-- begin Data for processing --

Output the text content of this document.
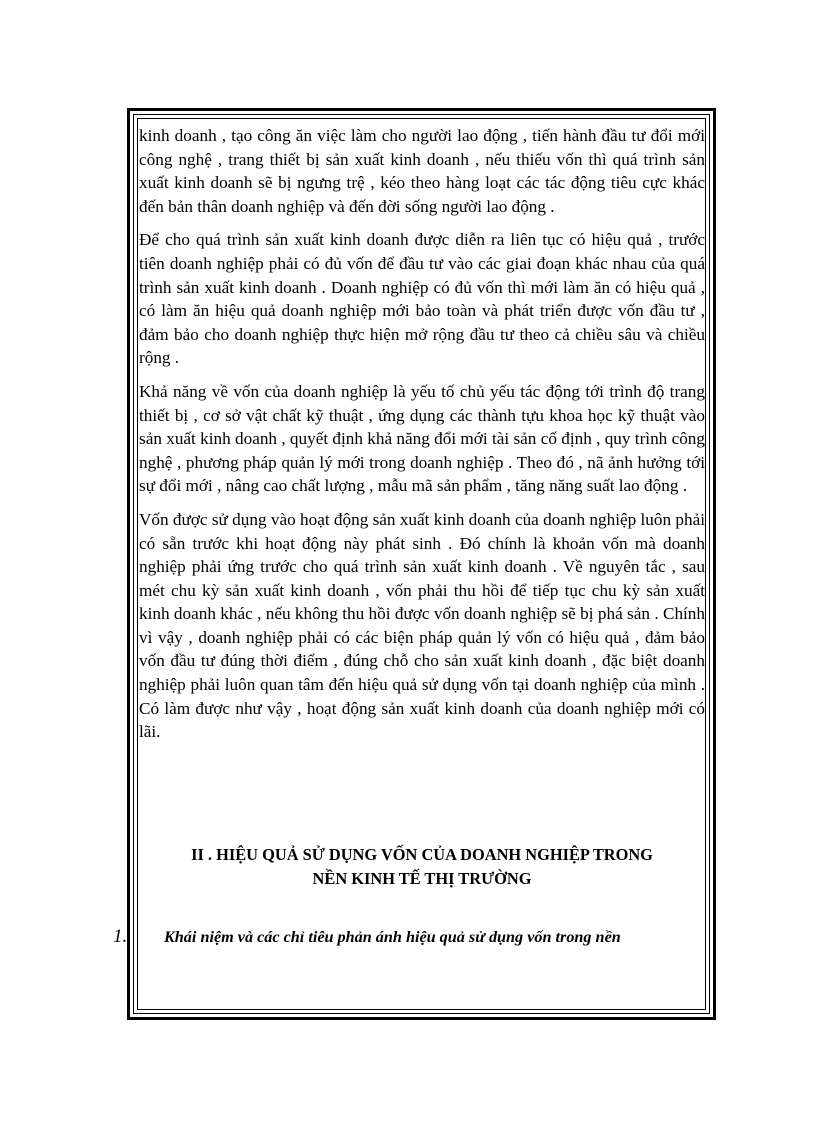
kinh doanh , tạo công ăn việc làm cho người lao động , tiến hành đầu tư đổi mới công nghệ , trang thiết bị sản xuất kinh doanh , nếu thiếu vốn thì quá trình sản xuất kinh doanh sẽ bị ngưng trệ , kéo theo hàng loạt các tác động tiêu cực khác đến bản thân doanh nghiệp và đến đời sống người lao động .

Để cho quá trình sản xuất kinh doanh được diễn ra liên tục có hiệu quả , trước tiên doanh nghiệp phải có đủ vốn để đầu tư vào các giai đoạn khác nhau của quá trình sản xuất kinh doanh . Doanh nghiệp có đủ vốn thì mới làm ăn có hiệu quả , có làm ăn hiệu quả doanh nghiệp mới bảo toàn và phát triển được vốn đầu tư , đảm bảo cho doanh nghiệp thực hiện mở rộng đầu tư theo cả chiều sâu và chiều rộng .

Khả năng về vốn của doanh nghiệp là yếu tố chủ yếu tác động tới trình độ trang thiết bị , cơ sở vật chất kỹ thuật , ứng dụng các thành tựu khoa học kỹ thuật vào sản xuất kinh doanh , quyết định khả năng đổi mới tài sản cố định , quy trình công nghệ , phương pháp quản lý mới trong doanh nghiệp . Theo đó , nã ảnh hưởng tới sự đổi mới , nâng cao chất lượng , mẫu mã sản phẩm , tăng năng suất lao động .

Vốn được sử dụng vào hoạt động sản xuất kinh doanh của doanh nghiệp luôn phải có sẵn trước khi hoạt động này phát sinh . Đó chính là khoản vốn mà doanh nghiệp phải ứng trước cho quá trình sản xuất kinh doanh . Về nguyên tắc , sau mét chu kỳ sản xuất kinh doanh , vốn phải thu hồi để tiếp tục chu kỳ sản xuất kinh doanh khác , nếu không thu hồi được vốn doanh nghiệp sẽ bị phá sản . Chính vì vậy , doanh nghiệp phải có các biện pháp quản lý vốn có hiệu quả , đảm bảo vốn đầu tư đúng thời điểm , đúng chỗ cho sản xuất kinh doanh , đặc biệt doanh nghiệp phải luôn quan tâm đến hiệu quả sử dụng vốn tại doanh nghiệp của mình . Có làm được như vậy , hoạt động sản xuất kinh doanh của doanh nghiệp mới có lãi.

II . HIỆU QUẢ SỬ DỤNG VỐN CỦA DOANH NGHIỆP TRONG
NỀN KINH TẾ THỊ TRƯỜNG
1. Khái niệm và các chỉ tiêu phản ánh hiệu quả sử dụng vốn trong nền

-- end Data for processing --

Do this
Reproduce the records above exactly, leaving out every picture they contain.

Written solution
Output the text content of this document.
kinh doanh , tạo công ăn việc làm cho người lao động , tiến hành đầu tư đổi mới công nghệ , trang thiết bị sản xuất kinh doanh , nếu thiếu vốn thì quá trình sản xuất kinh doanh sẽ bị ngưng trệ , kéo theo hàng loạt các tác động tiêu cực khác đến bản thân doanh nghiệp và đến đời sống người lao động .

Để cho quá trình sản xuất kinh doanh được diễn ra liên tục có hiệu quả , trước tiên doanh nghiệp phải có đủ vốn để đầu tư vào các giai đoạn khác nhau của quá trình sản xuất kinh doanh . Doanh nghiệp có đủ vốn thì mới làm ăn có hiệu quả , có làm ăn hiệu quả doanh nghiệp mới bảo toàn và phát triển được vốn đầu tư , đảm bảo cho doanh nghiệp thực hiện mở rộng đầu tư theo cả chiều sâu và chiều rộng .

Khả năng về vốn của doanh nghiệp là yếu tố chủ yếu tác động tới trình độ trang thiết bị , cơ sở vật chất kỹ thuật , ứng dụng các thành tựu khoa học kỹ thuật vào sản xuất kinh doanh , quyết định khả năng đổi mới tài sản cố định , quy trình công nghệ , phương pháp quản lý mới trong doanh nghiệp . Theo đó , nã ảnh hưởng tới sự đổi mới , nâng cao chất lượng , mẫu mã sản phẩm , tăng năng suất lao động .

Vốn được sử dụng vào hoạt động sản xuất kinh doanh của doanh nghiệp luôn phải có sẵn trước khi hoạt động này phát sinh . Đó chính là khoản vốn mà doanh nghiệp phải ứng trước cho quá trình sản xuất kinh doanh . Về nguyên tắc , sau mét chu kỳ sản xuất kinh doanh , vốn phải thu hồi để tiếp tục chu kỳ sản xuất kinh doanh khác , nếu không thu hồi được vốn doanh nghiệp sẽ bị phá sản . Chính vì vậy , doanh nghiệp phải có các biện pháp quản lý vốn có hiệu quả , đảm bảo vốn đầu tư đúng thời điểm , đúng chỗ cho sản xuất kinh doanh , đặc biệt doanh nghiệp phải luôn quan tâm đến hiệu quả sử dụng vốn tại doanh nghiệp của mình . Có làm được như vậy , hoạt động sản xuất kinh doanh của doanh nghiệp mới có lãi.

II . HIỆU QUẢ SỬ DỤNG VỐN CỦA DOANH NGHIỆP TRONG
NỀN KINH TẾ THỊ TRƯỜNG
1. Khái niệm và các chỉ tiêu phản ánh hiệu quả sử dụng vốn trong nền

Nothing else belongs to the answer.